# start of Information given

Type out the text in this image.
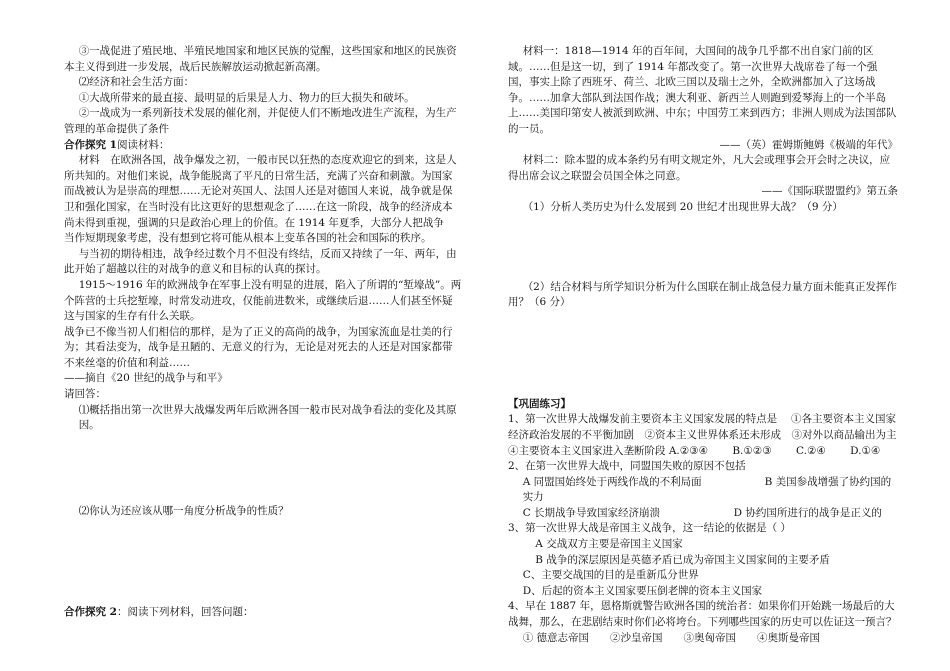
③一战促进了殖民地、半殖民地国家和地区民族的觉醒，这些国家和地区的民族资本主义得到进一步发展，战后民族解放运动掀起新高潮。

⑵经济和社会生活方面：

①大战所带来的最直接、最明显的后果是人力、物力的巨大损失和破坏。

②一战成为一系列新技术发展的催化剂，并促使人们不断地改进生产流程，为生产管理的革命提供了条件

合作探究 1阅读材料：

材料　在欧洲各国，战争爆发之初，一般市民以狂热的态度欢迎它的到来，这是人所共知的。对他们来说，战争能脱离了平凡的日常生活，充满了兴奋和刺激。为国家而战被认为是崇高的理想……无论对英国人、法国人还是对德国人来说，战争就是保卫和强化国家，在当时没有比这更好的思想观念了……在这一阶段，战争的经济成本尚未得到重视，强调的只是政治心理上的价值。在 1914 年夏季，大部分人把战争

当作短期现象考虑，没有想到它将可能从根本上变革各国的社会和国际的秩序。

与当初的期待相违，战争经过数个月不但没有终结，反而又持续了一年、两年，由此开始了超越以往的对战争的意义和目标的认真的探讨。

1915～1916 年的欧洲战争在军事上没有明显的进展，陷入了所谓的“堑壕战”。两个阵营的士兵挖堑壕，时常发动进攻，仅能前进数米，或继续后退……人们甚至怀疑这与国家的生存有什么关联。

战争已不像当初人们相信的那样，是为了正义的高尚的战争，为国家流血是壮美的行为；其看法变为，战争是丑陋的、无意义的行为，无论是对死去的人还是对国家都带不来丝毫的价值和利益……

——摘自《20 世纪的战争与和平》

请回答：

⑴概括指出第一次世界大战爆发两年后欧洲各国一般市民对战争看法的变化及其原因。

⑵你认为还应该从哪一角度分析战争的性质？

合作探究 2：阅读下列材料，回答问题：

材料一：1818—1914 年的百年间，大国间的战争几乎都不出自家门前的区域。……但是这一切，到了 1914 年都改变了。第一次世界大战席卷了每一个强国，事实上除了西班牙、荷兰、北欧三国以及瑞士之外，全欧洲都加入了这场战争。……加拿大部队到法国作战；澳大利亚、新西兰人则跑到爱琴海上的一个半岛上……美国印第安人被派到欧洲、中东；中国劳工来到西方；非洲人则成为法国部队的一员。

——（英）霍姆斯鲍姆《极端的年代》

材料二：除本盟的成本条约另有明文规定外，凡大会或理事会开会时之决议，应得出席会议之联盟会员国全体之同意。

——《国际联盟盟约》第五条

（1）分析人类历史为什么发展到 20 世纪才出现世界大战？（9 分）

（2）结合材料与所学知识分析为什么国联在制止战急侵力量方面未能真正发挥作用？（6 分）

【巩固练习】

1、第一次世界大战爆发前主要资本主义国家发展的特点是　 ①各主要资本主义国家经济政治发展的不平衡加剧　②资本主义世界体系还未形成　③对外以商品输出为主　 ④主要资本主义国家进入垄断阶段 A.②③④　　 B.①②③　　 C.②④　　 D.①④

2、在第一次世界大战中，同盟国失败的原因不包括

A 同盟国始终处于两线作战的不利局面　　　　　　	B 美国参战增强了协约国的实力

C 长期战争导致国家经济崩溃　　　　　　　	D 协约国所进行的战争是正义的

3、第一次世界大战是帝国主义战争，这一结论的依据是（ ）

A 交战双方主要是帝国主义国家

B 战争的深层原因是英德矛盾已成为帝国主义国家间的主要矛盾

C、主要交战国的目的是重新瓜分世界

D、后起的资本主义国家要压倒老牌的资本主义国家

4、早在 1887 年，恩格斯就警告欧洲各国的统治者：如果你们开始跳一场最后的大战舞，那么，在悲剧结束时你们必将垮台。下列哪些国家的历史可以佐证这一预言？

① 德意志帝国　　②沙皇帝国　　③奥匈帝国　　④奥斯曼帝国
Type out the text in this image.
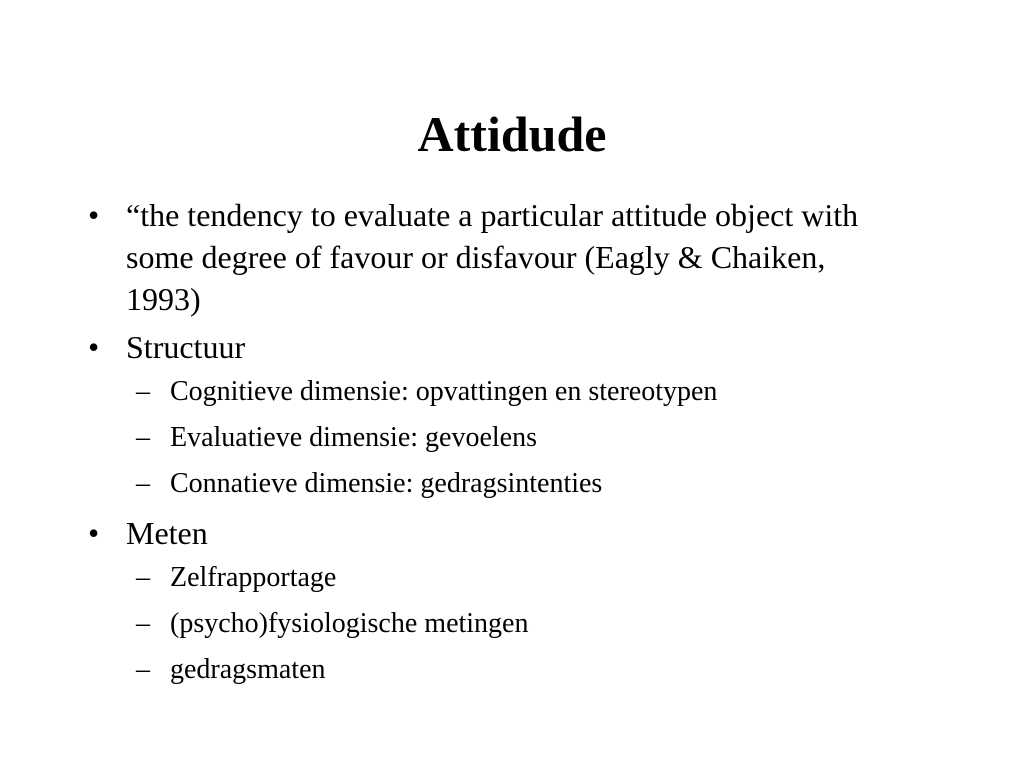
Attidude
• “the tendency to evaluate a particular attitude object with some degree of favour or disfavour (Eagly & Chaiken, 1993)
• Structuur
– Cognitieve dimensie: opvattingen en stereotypen
– Evaluatieve dimensie: gevoelens
– Connatieve dimensie: gedragsintenties
• Meten
– Zelfrapportage
– (psycho)fysiologische metingen
– gedragsmaten
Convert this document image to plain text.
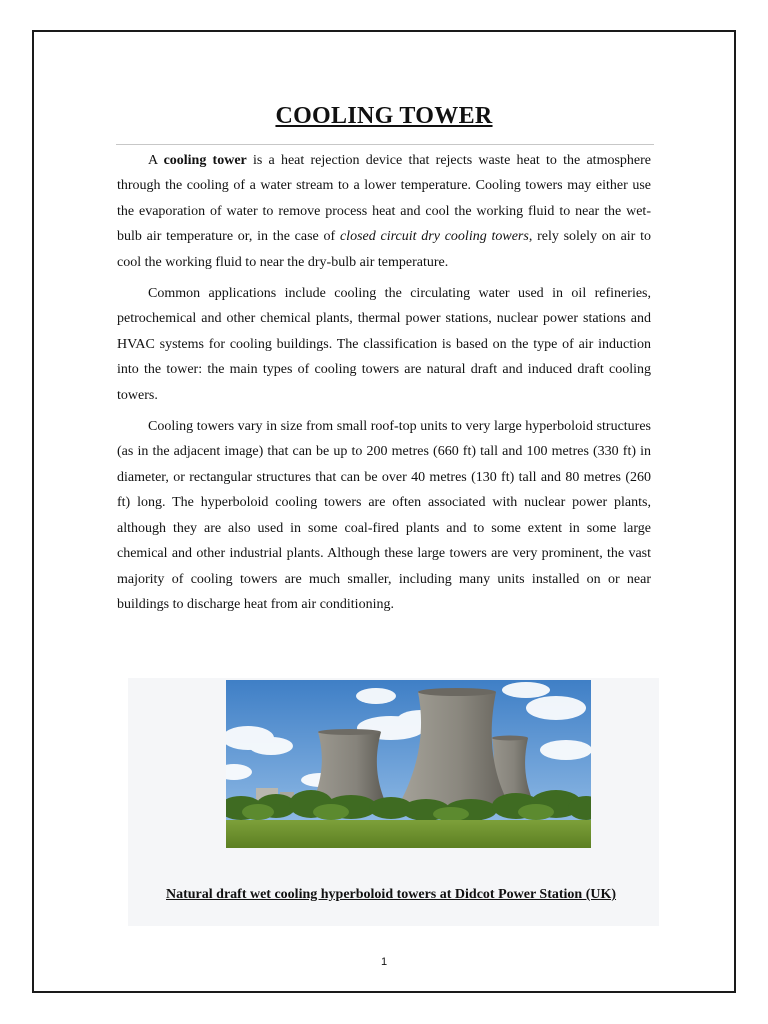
COOLING TOWER

A cooling tower is a heat rejection device that rejects waste heat to the atmosphere through the cooling of a water stream to a lower temperature. Cooling towers may either use the evaporation of water to remove process heat and cool the working fluid to near the wet-bulb air temperature or, in the case of closed circuit dry cooling towers, rely solely on air to cool the working fluid to near the dry-bulb air temperature.

Common applications include cooling the circulating water used in oil refineries, petrochemical and other chemical plants, thermal power stations, nuclear power stations and HVAC systems for cooling buildings. The classification is based on the type of air induction into the tower: the main types of cooling towers are natural draft and induced draft cooling towers.

Cooling towers vary in size from small roof-top units to very large hyperboloid structures (as in the adjacent image) that can be up to 200 metres (660 ft) tall and 100 metres (330 ft) in diameter, or rectangular structures that can be over 40 metres (130 ft) tall and 80 metres (260 ft) long. The hyperboloid cooling towers are often associated with nuclear power plants, although they are also used in some coal-fired plants and to some extent in some large chemical and other industrial plants. Although these large towers are very prominent, the vast majority of cooling towers are much smaller, including many units installed on or near buildings to discharge heat from air conditioning.

Natural draft wet cooling hyperboloid towers at Didcot Power Station (UK)

1
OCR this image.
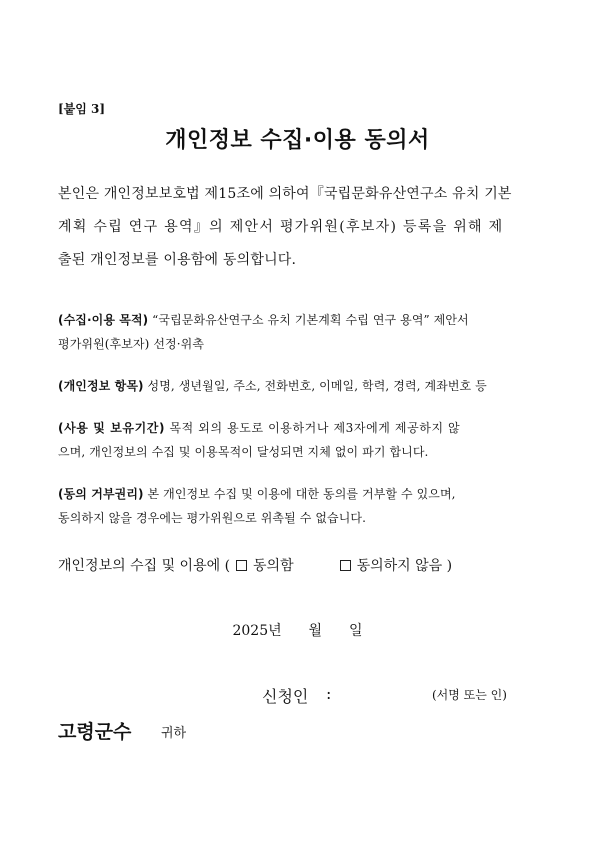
[붙임 3]
개인정보 수집·이용 동의서
본인은 개인정보보호법 제15조에 의하여『국립문화유산연구소 유치 기본
계획 수립 연구 용역』의 제안서 평가위원(후보자) 등록을 위해 제
출된 개인정보를 이용함에 동의합니다.
(수집·이용 목적) “국립문화유산연구소 유치 기본계획 수립 연구 용역” 제안서
평가위원(후보자) 선정·위촉
(개인정보 항목) 성명, 생년월일, 주소, 전화번호, 이메일, 학력, 경력, 계좌번호 등
(사용 및 보유기간) 목적 외의 용도로 이용하거나 제3자에게 제공하지 않
으며, 개인정보의 수집 및 이용목적이 달성되면 지체 없이 파기 합니다.
(동의 거부권리) 본 개인정보 수집 및 이용에 대한 동의를 거부할 수 있으며,
동의하지 않을 경우에는 평가위원으로 위촉될 수 없습니다.
개인정보의 수집 및 이용에 ( 동의함	동의하지 않음 )
2025년 월 일
신청인 :	(서명 또는 인)
고령군수 귀하
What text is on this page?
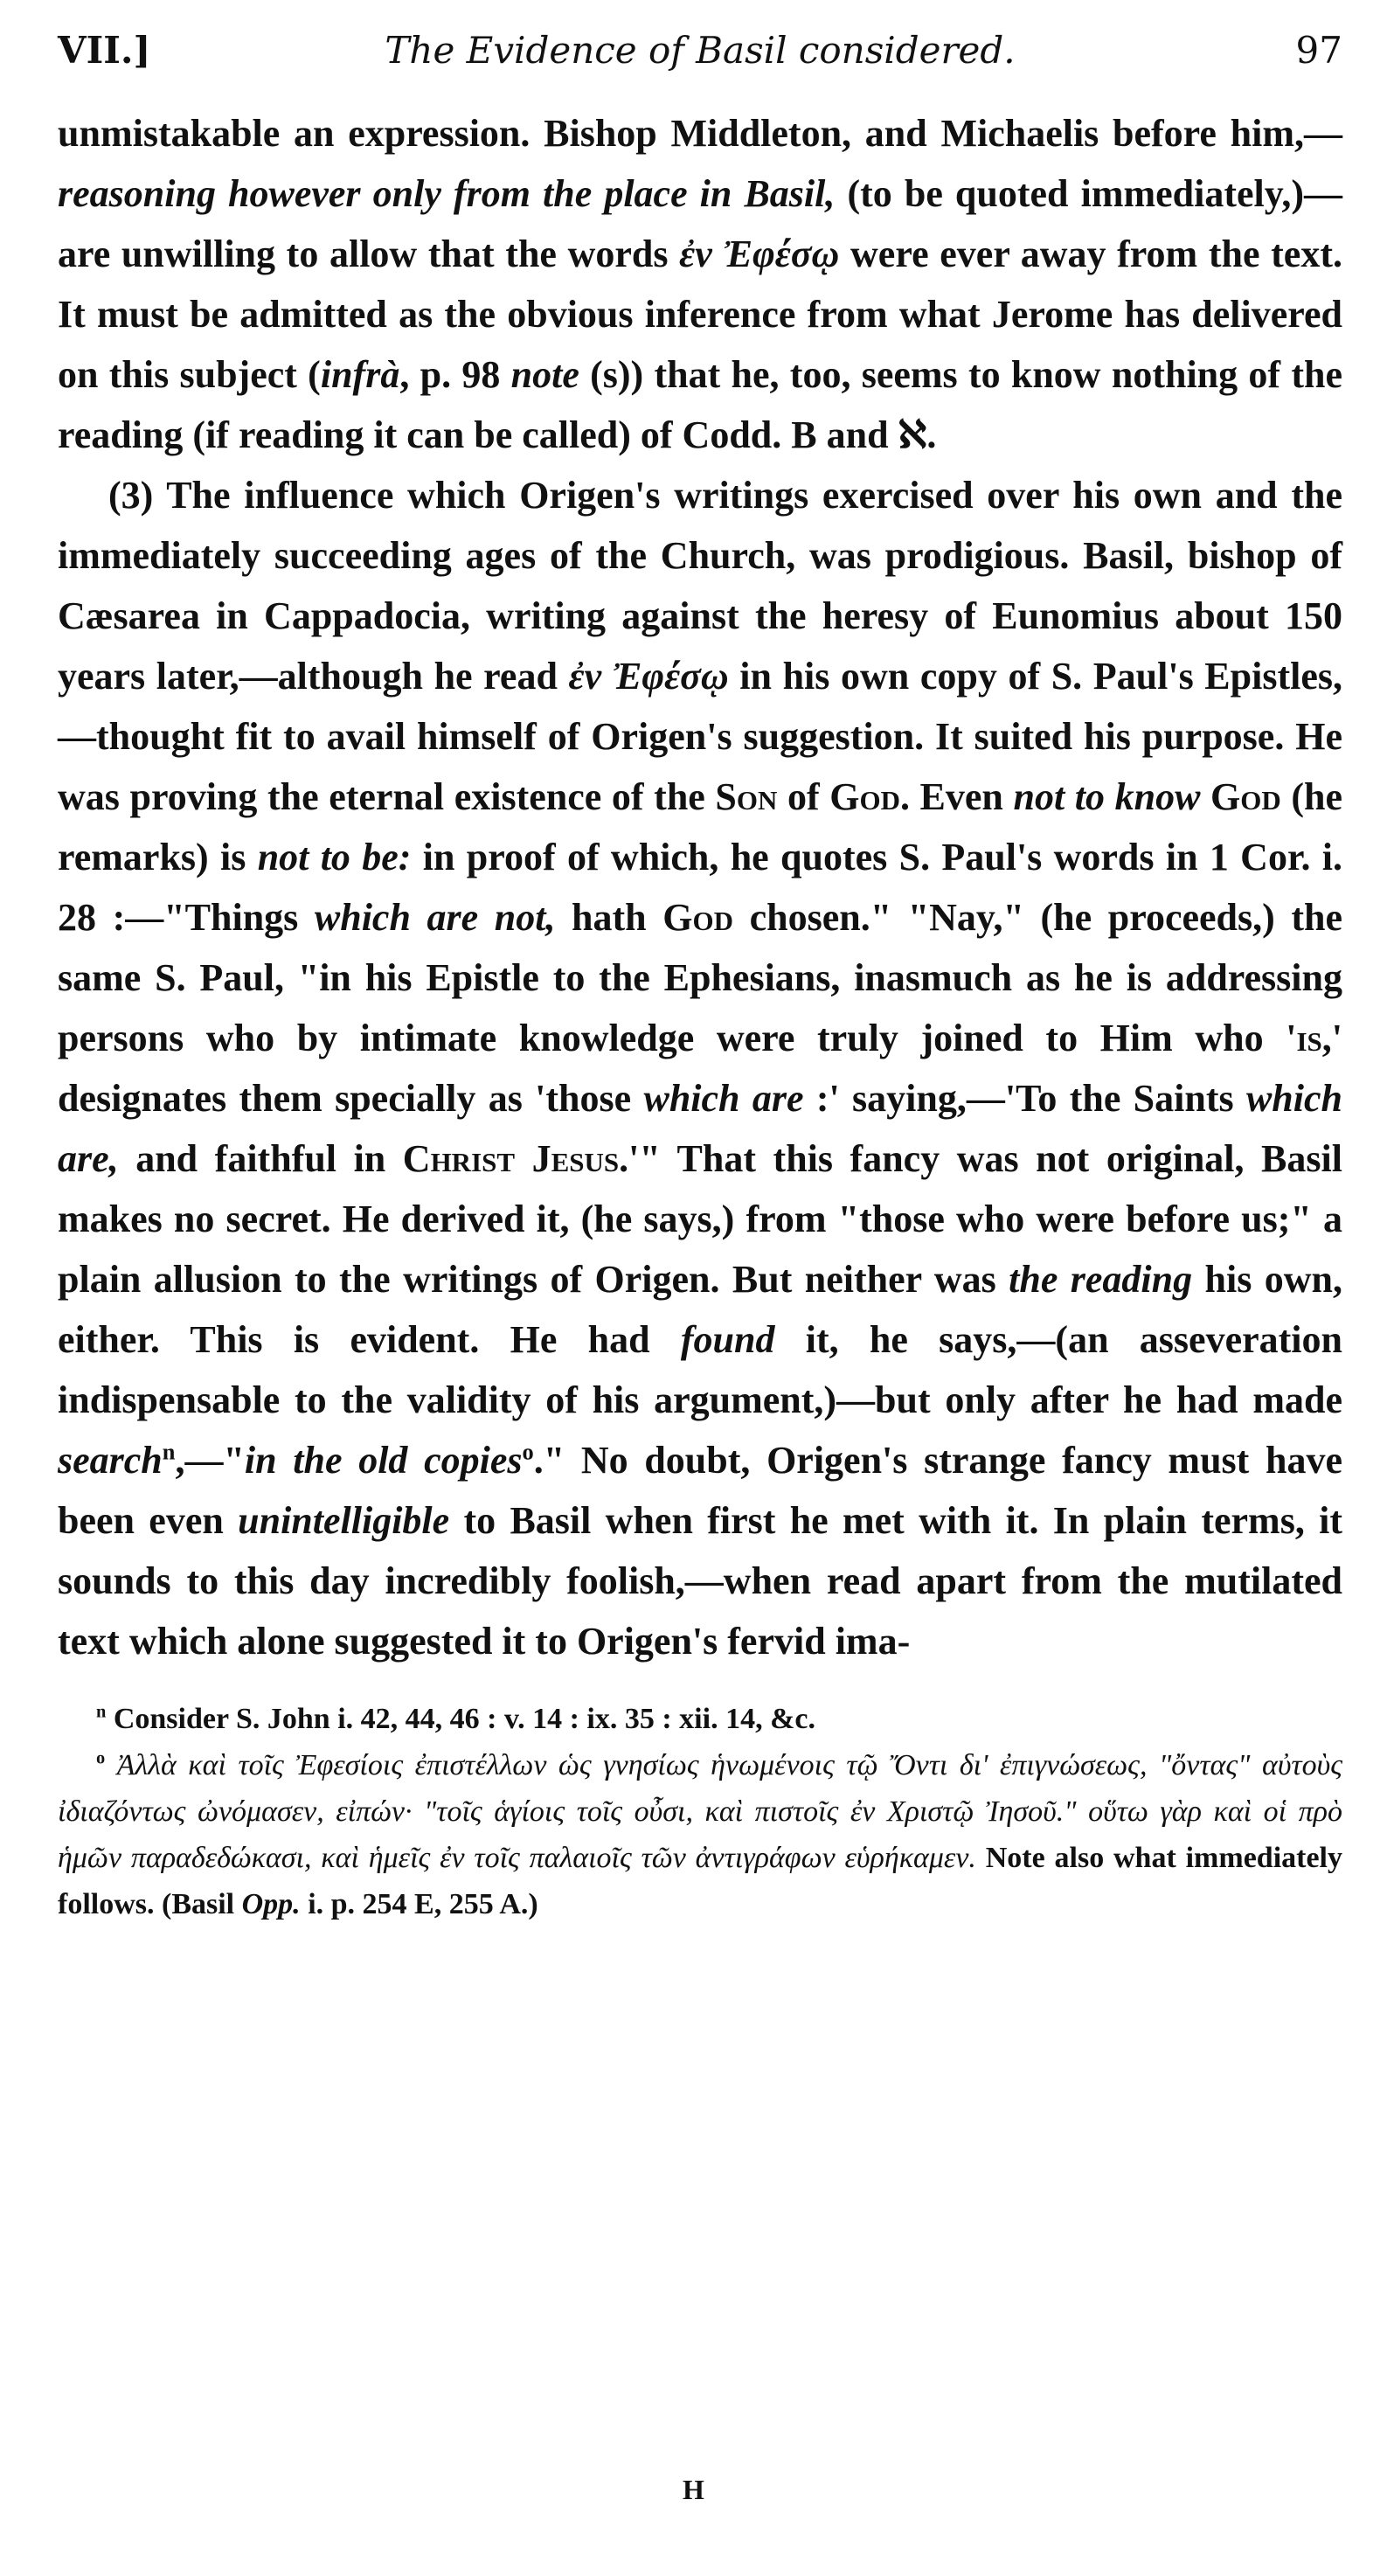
VII.]	The Evidence of Basil considered.	97

unmistakable an expression. Bishop Middleton, and Michaelis before him,—reasoning however only from the place in Basil, (to be quoted immediately,)—are unwilling to allow that the words ἐν Ἐφέσῳ were ever away from the text. It must be admitted as the obvious inference from what Jerome has delivered on this subject (infrà, p. 98 note (s)) that he, too, seems to know nothing of the reading (if reading it can be called) of Codd. B and ℵ.

(3) The influence which Origen's writings exercised over his own and the immediately succeeding ages of the Church, was prodigious. Basil, bishop of Cæsarea in Cappadocia, writing against the heresy of Eunomius about 150 years later,—although he read ἐν Ἐφέσῳ in his own copy of S. Paul's Epistles,—thought fit to avail himself of Origen's suggestion. It suited his purpose. He was proving the eternal existence of the Son of God. Even not to know God (he remarks) is not to be: in proof of which, he quotes S. Paul's words in 1 Cor. i. 28 :—"Things which are not, hath God chosen." "Nay," (he proceeds,) the same S. Paul, "in his Epistle to the Ephesians, inasmuch as he is addressing persons who by intimate knowledge were truly joined to Him who 'is,' designates them specially as 'those which are :' saying,—'To the Saints which are, and faithful in Christ Jesus.'" That this fancy was not original, Basil makes no secret. He derived it, (he says,) from "those who were before us;" a plain allusion to the writings of Origen. But neither was the reading his own, either. This is evident. He had found it, he says,—(an asseveration indispensable to the validity of his argument,)—but only after he had made search$^n$,—"in the old copies$^o$." No doubt, Origen's strange fancy must have been even unintelligible to Basil when first he met with it. In plain terms, it sounds to this day incredibly foolish,—when read apart from the mutilated text which alone suggested it to Origen's fervid ima-

$^n$ Consider S. John i. 42, 44, 46 : v. 14 : ix. 35 : xii. 14, &c.

$^o$ Ἀλλὰ καὶ τοῖς Ἐφεσίοις ἐπιστέλλων ὡς γνησίως ἡνωμένοις τῷ Ὄντι δι' ἐπιγνώσεως, "ὄντας" αὐτοὺς ἰδιαζόντως ὠνόμασεν, εἰπών· "τοῖς ἁγίοις τοῖς οὖσι, καὶ πιστοῖς ἐν Χριστῷ Ἰησοῦ." οὕτω γὰρ καὶ οἱ πρὸ ἡμῶν παραδεδώκασι, καὶ ἡμεῖς ἐν τοῖς παλαιοῖς τῶν ἀντιγράφων εὑρήκαμεν. Note also what immediately follows. (Basil Opp. i. p. 254 E, 255 A.)

H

# end of Information given

__Challenge__.
Look for lines containing the string "buildings" and copy them all.

__Result for this exercise__.
Common applications include cooling the circulating water used in oil refineries, petrochemical and other chemical plants, thermal power stations, nuclear power stations and HVAC systems for cooling buildings. The classification is based on the type of air induction into the tower: the main types of cooling towers are natural draft and induced draft cooling towers.
Cooling towers vary in size from small roof-top units to very large hyperboloid structures (as in the adjacent image) that can be up to 200 metres (660 ft) tall and 100 metres (330 ft) in diameter, or rectangular structures that can be over 40 metres (130 ft) tall and 80 metres (260 ft) long. The hyperboloid cooling towers are often associated with nuclear power plants, although they are also used in some coal-fired plants and to some extent in some large chemical and other industrial plants. Although these large towers are very prominent, the vast majority of cooling towers are much smaller, including many units installed on or near buildings to discharge heat from air conditioning.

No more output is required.